PROBLEMAS POR RESOLVER:
(a) Según el artículo sobre filosofía y lenguaje, ¿qué dos significaciones combina la palabra filosofía?
(b) Reproduce del artículo sobre filosofía y lenguaje el pasaje que se abre con las palabras que contienen "Sí, efectivamente, porque" y se cierra con "precisar esta idea?".
(c) Prosigue el artículo sobre filosofía y lenguaje desde el punto en que se detiene.

ARTÍCULO:
◆ ◆ ◆ ◆

Sí, efectivamente, porque un nombre sagrado es un nombre que lleva con él el sentido y la fuerza del sentido. Que faltan palabras sagradas quiere decir que nos quedamos simplemente en el espacio del lenguaje tal como lo conocemos.

¿Podría precisar esta idea?

En todas las sociedades anteriores a ese momento griego, se da un uso sagrado del lenguaje que se distingue del uso común, que es aquel en el que, precisamente, no nos fijamos en el lenguaje: nombres de personas que pueden invocar, palabras que tienen fuerza de invocación, de evocación, que pueden convocar espíritus. Normalmente, en esos usos sagrados, aparecen palabras exteriores a la lengua, palabras que no quieren decir nada, fórmulas mágicas, cabalísticas, como abracadabra, palabras que en ciertas circunstancias está prohibido pronunciar, etcétera... En cambio, a partir del momento filosófico, el lenguaje se encuentra en el estado de un diccionario. El diccionario contiene todas las definiciones, pero no contiene la definición de todo lo que se halla en él. Como en la biblioteca de Babel de Borges... La filosofía es una especie de trabajo incansable con el diccionario. La palabra filosofía ya remite al diccionario. Es una palabra que combina dos significaciones, philein y sophia: dice que hay un deseo, un amor de la sabiduría, pero ya vemos que queda por hacer un enorme programa de explicitación. Porque, si alguien dice que no puede llamarse sophós, quiere decir que ya tiene una idea de lo que es ser sophós y que también sabe que no puede pretender llamarse así. Este planteamiento tiene una larga tradición en la historia de la filosofía. Kant, por ejemplo, dice que nadie puede llamarse filósofo, cosa que quiere decir que para Kant es la palabra filosofía entera la que ha adquirido un valor de completud, de posesión de un saber. La filosofía consiste siempre en diferir su propia completud y, por tanto, en reabrir siempre su inicio.

◆ ◆ ◆ ◆

Datos de elementos y regiones:
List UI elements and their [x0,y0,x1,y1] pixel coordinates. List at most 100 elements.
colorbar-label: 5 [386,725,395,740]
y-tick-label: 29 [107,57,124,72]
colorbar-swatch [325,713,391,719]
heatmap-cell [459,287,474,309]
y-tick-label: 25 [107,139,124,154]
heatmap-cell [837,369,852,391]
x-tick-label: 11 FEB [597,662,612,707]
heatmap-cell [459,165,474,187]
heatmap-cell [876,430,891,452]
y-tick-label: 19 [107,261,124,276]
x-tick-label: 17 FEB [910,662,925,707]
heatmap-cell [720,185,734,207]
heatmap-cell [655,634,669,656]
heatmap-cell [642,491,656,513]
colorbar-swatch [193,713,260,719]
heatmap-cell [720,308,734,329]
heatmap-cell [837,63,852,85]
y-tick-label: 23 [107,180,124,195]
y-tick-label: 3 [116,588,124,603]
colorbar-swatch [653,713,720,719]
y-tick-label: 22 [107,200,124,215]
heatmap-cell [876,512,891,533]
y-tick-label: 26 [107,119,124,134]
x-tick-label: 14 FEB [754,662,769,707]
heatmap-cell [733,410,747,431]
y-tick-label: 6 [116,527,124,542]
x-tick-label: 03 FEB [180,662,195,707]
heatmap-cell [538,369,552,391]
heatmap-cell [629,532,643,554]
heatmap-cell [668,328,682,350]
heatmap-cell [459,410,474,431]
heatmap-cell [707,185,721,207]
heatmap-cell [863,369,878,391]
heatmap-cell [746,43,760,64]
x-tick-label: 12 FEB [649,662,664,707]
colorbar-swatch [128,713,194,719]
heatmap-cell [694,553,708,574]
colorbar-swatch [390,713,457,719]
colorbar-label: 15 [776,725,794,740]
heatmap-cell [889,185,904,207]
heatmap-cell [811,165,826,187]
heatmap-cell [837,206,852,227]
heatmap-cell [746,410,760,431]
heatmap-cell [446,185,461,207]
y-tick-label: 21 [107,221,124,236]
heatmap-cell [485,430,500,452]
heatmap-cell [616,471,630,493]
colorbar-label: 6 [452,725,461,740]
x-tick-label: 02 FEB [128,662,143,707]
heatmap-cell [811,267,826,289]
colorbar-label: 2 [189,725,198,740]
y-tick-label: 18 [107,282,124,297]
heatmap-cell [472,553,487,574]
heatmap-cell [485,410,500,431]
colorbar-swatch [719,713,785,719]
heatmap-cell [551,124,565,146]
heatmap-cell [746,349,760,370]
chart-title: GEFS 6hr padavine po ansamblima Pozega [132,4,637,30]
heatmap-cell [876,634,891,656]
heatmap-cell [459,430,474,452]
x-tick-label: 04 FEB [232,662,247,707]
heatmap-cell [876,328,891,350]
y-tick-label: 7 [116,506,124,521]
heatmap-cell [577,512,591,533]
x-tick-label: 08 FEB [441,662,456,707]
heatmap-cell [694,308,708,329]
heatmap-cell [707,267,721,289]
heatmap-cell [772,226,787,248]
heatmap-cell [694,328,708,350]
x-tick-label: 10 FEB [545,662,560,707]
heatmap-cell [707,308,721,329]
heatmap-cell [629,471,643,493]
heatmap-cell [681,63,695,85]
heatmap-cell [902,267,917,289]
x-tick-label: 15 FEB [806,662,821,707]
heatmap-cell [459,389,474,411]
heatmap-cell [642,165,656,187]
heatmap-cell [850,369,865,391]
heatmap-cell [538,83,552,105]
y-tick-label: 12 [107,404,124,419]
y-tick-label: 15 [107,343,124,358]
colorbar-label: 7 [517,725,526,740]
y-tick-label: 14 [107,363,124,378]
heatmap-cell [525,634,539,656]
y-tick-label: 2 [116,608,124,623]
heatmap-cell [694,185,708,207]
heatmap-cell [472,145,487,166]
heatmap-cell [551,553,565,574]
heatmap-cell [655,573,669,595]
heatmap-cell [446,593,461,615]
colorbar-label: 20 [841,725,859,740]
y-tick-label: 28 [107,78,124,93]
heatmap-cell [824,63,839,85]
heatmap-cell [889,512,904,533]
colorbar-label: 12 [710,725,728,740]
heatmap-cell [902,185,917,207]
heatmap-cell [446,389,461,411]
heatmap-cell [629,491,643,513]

◆ ◆ ◆ ◆

RESPUESTAS:
(a) Philein y sophia.

(b)
Sí, efectivamente, porque un nombre sagrado es un nombre que lleva con él el sentido y la fuerza del sentido. Que faltan palabras sagradas quiere decir que nos quedamos simplemente en el espacio del lenguaje tal como lo conocemos.

¿Podría precisar esta idea?

(c)
¿Podríamos entonces decir que la historia de la filosofía está atravesada por una tensión interna muy fuerte entre, por un lado, ese gesto ateo de incompletud, de reabertura continuamente repetida y renovada del sentido, y, por otro lado, un deseo de clausura y completud del sentido que de hecho niega el rasgo propiamente filosófico?

Sí, podemos afirmar que esta tensión se halla siempre en el corazón de la filosofía, y de distintas maneras. Por un lado, el uso más vulgar de la palabra filosofía remite a la proposición de modelos de sabiduría. Hace unos años, en Francia, se veían pequeños anuncios en las facultades de filosofía que proponían sesiones de meditación trascendental, cosa que debía de hacer sonreír a los kantianos. Eso quiere decir que siempre hay demanda de Respuestas, de Sentido.

Por otro lado, también creo que toda gran filosofía está totalmente escindida de arriba abajo por una especie de dehiscencia interna entre el lado de la abertura y el lado de la clausura. Deleuze habría dicho entre la desterritorialización y la reterritorialización. Incluso en filosofías como las de Platón o Descartes encontraríamos esta tensión extrema hacia un punto final o de origen -es lo mismo- cuya razón no puede darse. La filosofía es el pensamiento que consiste en no ocupar ese punto, en no apropiárselo. Esta tradición de pensamiento confía en que la verdad, el bien o como quieran llamarlo, no consiste en la fijación de una significación.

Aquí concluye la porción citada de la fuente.